▶ Gestellte Aufgabe 1:
Stellen Sie die Zeilen der Auflistung von der Zeile mit „workflow-connectors (548, 245, 1349, 849)“ bis zur Zeile mit „workflow-canvas: Nuevo cliente“, beide eingeschlossen, als nummerierte Liste dar und lassen Sie dabei Leerzeilen weg.

▶ Seite:
= = = = =

Auch auf Social Media und bei den Google Trends waren Pflanzen auffallend populär. Eine kleine Umfrage im Bekanntenkreis bestätigte diesen Eindruck. «Pflanzen sind toll, nur sterben sie leider immer viel zu rasch» – diese Antwort bekam Jakelj immer wieder.
Der Pflanzenfinder hilft bei der Auswahl
Ein Glück, dass sein Bruder Janko Jakelj, gelernter Landschaftsgärtner mit Meisterprüfung, mit der Materie vertraut war und wusste: Wenn man die haarsträubendsten Fehler vermeidet, haben auch Zimmerpflanzen eine lange Lebensdauer. «Das Problem ist, dass Pflanzen oft beim Grossverteiler ab Stange verkauft werden, als wären sie tote Materie und kein Lebewesen», sagt Sven Jakelj.
Deshalb ging Feey von Anfang an neue Wege: Jede Pflanze – 80 Prozent davon stammen aus Holland – wird vor dem Verkauf umgetopft, auf Schädlinge überprüft und in einen passenden Aussentopf gesetzt. Die Kundschaft wird auf der Website durch ein spezielles Programm darin unterstützt, die passende Pflanze zu finden: Hat jemand viel Erfahrung, viel Zeit und helle Räume? Oder sprechen die Umstände eher für eine Pflanze, die auch ohne Licht und tägliches Giessen gedeiht?
«Durch die Digitalisierung gibt es so viele neue Möglichkeiten, die in unserer Branche noch kaum ausgeschöpft werden.»

= = = = =

Extrahierte Dateneinträge:

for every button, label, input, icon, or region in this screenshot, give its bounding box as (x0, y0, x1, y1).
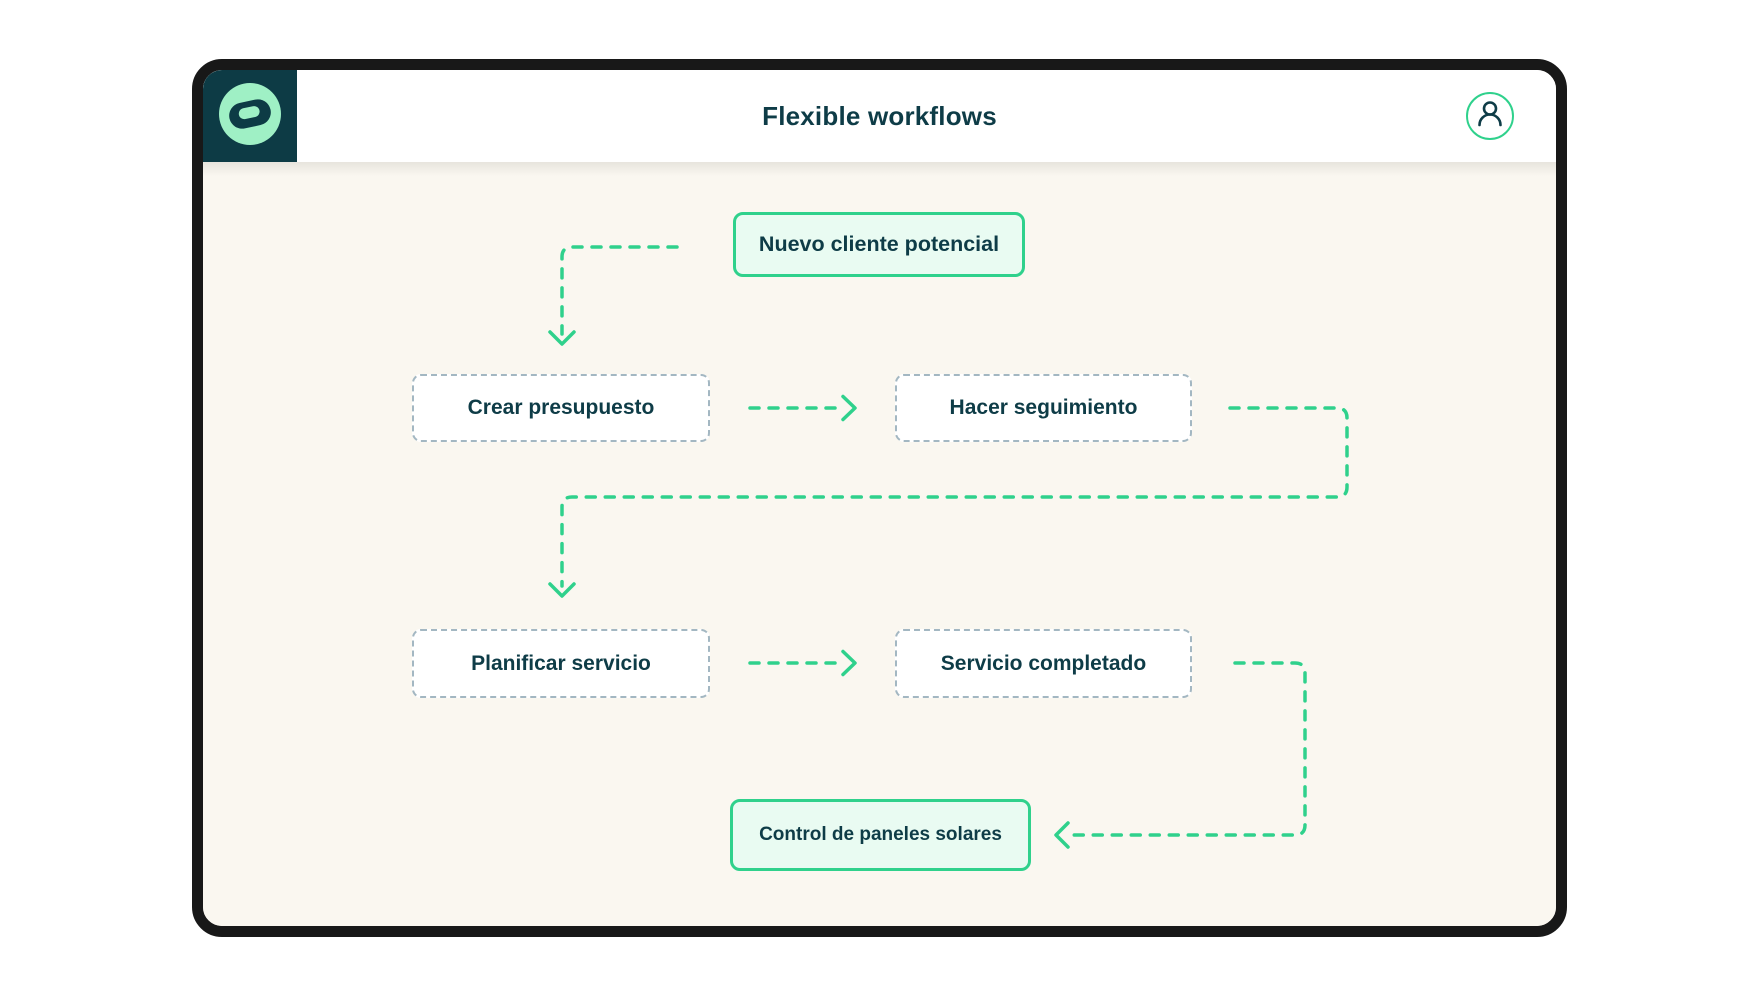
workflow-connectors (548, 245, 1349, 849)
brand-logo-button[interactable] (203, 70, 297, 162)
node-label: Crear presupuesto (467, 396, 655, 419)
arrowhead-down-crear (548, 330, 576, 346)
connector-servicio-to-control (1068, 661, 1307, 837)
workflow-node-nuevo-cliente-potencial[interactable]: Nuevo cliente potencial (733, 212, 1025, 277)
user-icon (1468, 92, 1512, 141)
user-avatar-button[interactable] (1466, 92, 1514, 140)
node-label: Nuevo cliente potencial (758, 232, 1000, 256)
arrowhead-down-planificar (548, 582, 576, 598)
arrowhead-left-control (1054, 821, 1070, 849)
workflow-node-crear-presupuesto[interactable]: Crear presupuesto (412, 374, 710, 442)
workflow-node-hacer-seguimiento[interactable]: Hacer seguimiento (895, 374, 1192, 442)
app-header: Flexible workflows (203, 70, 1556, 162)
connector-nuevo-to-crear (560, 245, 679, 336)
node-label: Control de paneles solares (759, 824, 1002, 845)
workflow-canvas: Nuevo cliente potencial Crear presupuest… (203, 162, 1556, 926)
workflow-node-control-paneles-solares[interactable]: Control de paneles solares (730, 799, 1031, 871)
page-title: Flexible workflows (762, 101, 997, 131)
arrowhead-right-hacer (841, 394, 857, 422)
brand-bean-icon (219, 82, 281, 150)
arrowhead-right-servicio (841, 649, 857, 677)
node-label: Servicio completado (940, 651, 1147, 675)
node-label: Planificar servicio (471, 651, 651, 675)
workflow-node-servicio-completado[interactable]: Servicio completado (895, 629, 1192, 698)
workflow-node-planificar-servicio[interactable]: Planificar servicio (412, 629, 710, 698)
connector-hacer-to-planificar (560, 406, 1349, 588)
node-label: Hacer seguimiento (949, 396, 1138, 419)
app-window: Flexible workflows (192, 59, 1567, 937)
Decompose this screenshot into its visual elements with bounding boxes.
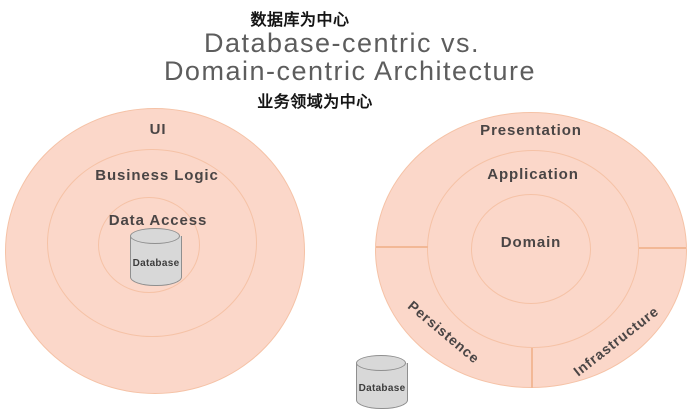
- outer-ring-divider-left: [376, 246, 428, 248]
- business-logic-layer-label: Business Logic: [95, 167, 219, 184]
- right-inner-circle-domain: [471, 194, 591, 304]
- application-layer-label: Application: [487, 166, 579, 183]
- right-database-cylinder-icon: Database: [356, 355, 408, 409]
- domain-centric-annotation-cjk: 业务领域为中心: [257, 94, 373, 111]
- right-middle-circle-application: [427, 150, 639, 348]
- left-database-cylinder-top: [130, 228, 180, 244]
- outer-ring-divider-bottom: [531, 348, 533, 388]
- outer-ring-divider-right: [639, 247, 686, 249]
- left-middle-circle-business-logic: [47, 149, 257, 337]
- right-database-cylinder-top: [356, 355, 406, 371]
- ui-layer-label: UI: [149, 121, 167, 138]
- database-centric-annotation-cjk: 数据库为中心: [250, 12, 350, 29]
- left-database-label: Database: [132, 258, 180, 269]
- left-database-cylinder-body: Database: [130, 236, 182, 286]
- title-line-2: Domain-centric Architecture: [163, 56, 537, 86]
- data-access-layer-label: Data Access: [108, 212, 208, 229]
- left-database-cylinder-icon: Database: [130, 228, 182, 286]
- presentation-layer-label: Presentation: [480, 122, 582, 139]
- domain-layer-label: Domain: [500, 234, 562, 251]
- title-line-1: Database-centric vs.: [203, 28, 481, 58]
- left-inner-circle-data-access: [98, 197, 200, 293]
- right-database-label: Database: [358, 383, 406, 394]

= = = = =

▶ Gestellte Aufgabe 2:
Fassen Sie den Absatz der Seite, der mit „Deshalb ging Feey von Anfang an neue Wege“ beginnt, als kurze Stichpunktliste zusammen und behalten Sie seine wesentlichen Angaben bei.

▶ Lösung der Aufgabe 1:
1. workflow-connectors (548, 245, 1349, 849)
2. brand-logo-button[interactable] (203, 70, 297, 162)
3. node-label: Crear presupuesto (467, 396, 655, 419)
4. arrowhead-down-crear (548, 330, 576, 346)
5. connector-servicio-to-control (1068, 661, 1307, 837)
6. workflow-node-nuevo-cliente-potencial[interactable]: Nuevo cliente potencial (733, 212, 1025, 277)
7. user-icon (1468, 92, 1512, 141)
8. user-avatar-button[interactable] (1466, 92, 1514, 140)
9. node-label: Nuevo cliente potencial (758, 232, 1000, 256)
10. arrowhead-down-planificar (548, 582, 576, 598)
11. arrowhead-left-control (1054, 821, 1070, 849)
12. workflow-node-crear-presupuesto[interactable]: Crear presupuesto (412, 374, 710, 442)
13. workflow-node-hacer-seguimiento[interactable]: Hacer seguimiento (895, 374, 1192, 442)
14. app-header: Flexible workflows (203, 70, 1556, 162)
15. connector-nuevo-to-crear (560, 245, 679, 336)
16. node-label: Control de paneles solares (759, 824, 1002, 845)
17. workflow-canvas: Nuevo cliente potencial Crear presupuest… (203, 162, 1556, 926)

▶ Lösung der Aufgabe 2:
- Feey ging von Anfang an neue Wege.
- Jede Pflanze wird vor dem Verkauf umgetopft, auf Schädlinge überprüft und in einen passenden Aussentopf gesetzt. 80 Prozent der Pflanzen stammen aus Holland.
- Ein spezielles Programm auf der Website hilft der Kundschaft, die passende Pflanze zu finden. Es berücksichtigt Erfahrung, verfügbare Zeit und Helligkeit der Räume und schlägt bei Bedarf Pflanzen vor, die auch ohne Licht und tägliches Giessen gedeihen.